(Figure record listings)
● ● ● ●

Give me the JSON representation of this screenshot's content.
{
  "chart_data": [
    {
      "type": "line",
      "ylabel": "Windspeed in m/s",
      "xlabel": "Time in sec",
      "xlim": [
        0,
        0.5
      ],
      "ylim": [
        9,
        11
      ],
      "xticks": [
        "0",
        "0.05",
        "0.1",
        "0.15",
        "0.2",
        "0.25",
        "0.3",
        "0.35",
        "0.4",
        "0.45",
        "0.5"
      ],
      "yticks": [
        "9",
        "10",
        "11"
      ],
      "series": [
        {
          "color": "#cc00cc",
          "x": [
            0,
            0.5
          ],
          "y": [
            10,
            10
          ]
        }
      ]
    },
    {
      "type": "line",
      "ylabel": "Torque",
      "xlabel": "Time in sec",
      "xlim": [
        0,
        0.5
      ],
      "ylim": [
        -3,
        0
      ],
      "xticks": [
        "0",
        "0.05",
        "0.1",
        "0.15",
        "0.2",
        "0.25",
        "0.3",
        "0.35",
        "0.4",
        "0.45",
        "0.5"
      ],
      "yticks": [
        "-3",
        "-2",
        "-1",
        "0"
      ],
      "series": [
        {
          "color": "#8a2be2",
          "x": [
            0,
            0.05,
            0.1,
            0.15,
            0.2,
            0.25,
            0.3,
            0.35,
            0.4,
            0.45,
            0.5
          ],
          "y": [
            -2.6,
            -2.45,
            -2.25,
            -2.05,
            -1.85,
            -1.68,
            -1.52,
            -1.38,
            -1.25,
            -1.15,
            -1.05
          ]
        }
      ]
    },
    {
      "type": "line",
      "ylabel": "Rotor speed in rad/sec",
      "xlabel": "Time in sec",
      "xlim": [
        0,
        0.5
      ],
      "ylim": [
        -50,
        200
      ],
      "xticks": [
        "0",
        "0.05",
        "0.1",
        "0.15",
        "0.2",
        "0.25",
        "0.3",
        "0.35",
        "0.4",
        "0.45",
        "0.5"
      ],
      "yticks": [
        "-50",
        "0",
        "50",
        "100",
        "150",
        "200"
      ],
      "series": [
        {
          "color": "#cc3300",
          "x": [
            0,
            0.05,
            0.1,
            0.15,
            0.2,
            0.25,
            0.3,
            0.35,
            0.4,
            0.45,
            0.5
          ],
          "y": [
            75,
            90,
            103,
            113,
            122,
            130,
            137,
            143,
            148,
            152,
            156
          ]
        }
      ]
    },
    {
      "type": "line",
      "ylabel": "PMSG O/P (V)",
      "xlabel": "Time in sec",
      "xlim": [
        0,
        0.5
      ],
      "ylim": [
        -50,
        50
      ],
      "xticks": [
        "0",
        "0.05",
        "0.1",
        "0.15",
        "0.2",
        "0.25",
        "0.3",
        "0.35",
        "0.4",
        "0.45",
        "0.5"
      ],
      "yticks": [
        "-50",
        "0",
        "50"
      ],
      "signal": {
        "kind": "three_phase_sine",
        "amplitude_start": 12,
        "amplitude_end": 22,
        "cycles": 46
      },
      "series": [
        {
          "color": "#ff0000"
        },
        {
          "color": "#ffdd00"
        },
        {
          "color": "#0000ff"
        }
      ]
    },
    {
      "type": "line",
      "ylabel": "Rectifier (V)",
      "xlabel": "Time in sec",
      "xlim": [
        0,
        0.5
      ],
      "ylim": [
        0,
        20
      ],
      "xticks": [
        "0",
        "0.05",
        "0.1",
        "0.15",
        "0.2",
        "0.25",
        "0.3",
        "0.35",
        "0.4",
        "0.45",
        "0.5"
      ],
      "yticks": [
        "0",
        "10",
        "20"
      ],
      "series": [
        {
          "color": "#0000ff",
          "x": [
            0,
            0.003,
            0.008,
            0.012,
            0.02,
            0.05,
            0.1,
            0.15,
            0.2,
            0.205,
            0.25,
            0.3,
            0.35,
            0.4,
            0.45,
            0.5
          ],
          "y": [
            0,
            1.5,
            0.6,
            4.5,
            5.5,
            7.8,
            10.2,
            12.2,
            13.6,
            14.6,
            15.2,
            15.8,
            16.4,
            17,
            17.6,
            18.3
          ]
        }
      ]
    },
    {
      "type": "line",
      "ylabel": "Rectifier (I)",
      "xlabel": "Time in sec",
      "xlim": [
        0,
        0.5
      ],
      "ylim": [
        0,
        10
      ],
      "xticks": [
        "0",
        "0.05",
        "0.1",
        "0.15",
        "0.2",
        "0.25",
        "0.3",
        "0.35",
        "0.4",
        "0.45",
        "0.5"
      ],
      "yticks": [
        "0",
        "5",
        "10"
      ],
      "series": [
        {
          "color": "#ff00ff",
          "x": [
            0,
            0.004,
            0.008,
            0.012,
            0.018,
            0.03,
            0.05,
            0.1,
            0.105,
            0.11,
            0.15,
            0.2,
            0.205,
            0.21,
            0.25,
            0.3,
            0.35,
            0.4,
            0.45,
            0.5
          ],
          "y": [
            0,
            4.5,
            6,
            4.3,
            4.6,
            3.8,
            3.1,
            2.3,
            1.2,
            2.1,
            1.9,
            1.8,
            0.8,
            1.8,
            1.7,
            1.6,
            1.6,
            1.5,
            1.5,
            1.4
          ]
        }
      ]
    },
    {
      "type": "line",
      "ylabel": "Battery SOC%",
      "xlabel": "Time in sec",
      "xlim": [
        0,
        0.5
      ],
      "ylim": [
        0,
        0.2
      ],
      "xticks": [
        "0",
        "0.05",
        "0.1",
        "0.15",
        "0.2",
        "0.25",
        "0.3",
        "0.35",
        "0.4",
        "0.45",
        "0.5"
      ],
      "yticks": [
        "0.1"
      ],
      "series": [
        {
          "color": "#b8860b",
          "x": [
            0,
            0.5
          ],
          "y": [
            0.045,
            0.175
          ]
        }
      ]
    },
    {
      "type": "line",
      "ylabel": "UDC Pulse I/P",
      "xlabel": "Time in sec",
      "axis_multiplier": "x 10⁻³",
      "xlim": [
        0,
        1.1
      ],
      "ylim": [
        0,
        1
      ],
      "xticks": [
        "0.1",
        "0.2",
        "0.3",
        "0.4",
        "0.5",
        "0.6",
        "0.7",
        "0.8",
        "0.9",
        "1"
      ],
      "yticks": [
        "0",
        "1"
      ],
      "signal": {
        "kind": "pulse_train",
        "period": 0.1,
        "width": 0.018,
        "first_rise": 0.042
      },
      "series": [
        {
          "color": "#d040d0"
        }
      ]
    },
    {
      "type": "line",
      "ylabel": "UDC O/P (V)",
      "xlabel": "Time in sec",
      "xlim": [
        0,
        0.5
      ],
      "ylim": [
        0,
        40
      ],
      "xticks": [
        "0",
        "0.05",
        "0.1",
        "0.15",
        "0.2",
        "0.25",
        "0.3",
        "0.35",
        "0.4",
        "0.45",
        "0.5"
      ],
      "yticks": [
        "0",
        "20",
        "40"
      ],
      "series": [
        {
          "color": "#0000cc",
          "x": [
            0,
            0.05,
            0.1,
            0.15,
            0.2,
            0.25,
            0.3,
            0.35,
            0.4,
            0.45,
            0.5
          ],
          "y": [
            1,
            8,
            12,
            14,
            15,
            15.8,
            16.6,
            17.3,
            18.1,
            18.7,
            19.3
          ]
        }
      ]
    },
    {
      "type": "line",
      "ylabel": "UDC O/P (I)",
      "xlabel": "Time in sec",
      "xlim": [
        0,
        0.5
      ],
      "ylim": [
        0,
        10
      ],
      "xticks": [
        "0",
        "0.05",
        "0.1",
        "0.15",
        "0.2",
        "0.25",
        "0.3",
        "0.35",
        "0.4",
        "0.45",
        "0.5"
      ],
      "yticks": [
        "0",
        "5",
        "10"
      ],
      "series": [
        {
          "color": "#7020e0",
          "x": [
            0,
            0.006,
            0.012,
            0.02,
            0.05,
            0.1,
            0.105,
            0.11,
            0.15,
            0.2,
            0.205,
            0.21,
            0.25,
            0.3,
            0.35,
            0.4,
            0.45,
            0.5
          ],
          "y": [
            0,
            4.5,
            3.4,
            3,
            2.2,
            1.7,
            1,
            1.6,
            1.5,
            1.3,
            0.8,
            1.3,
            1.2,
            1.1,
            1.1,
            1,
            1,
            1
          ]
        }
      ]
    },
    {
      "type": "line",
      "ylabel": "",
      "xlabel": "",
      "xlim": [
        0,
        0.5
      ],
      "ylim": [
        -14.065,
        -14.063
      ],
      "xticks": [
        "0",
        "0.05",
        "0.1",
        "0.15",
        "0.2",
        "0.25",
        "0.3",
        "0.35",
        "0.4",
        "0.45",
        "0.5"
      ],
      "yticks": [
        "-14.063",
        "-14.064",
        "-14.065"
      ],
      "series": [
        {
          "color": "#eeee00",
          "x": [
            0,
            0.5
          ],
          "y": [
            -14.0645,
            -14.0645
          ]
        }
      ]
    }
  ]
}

● ● ● ●

* What to do *
Using the listing above, show every line that includes the string "kind".

* Result *
        "kind": "three_phase_sine",
        "kind": "pulse_train",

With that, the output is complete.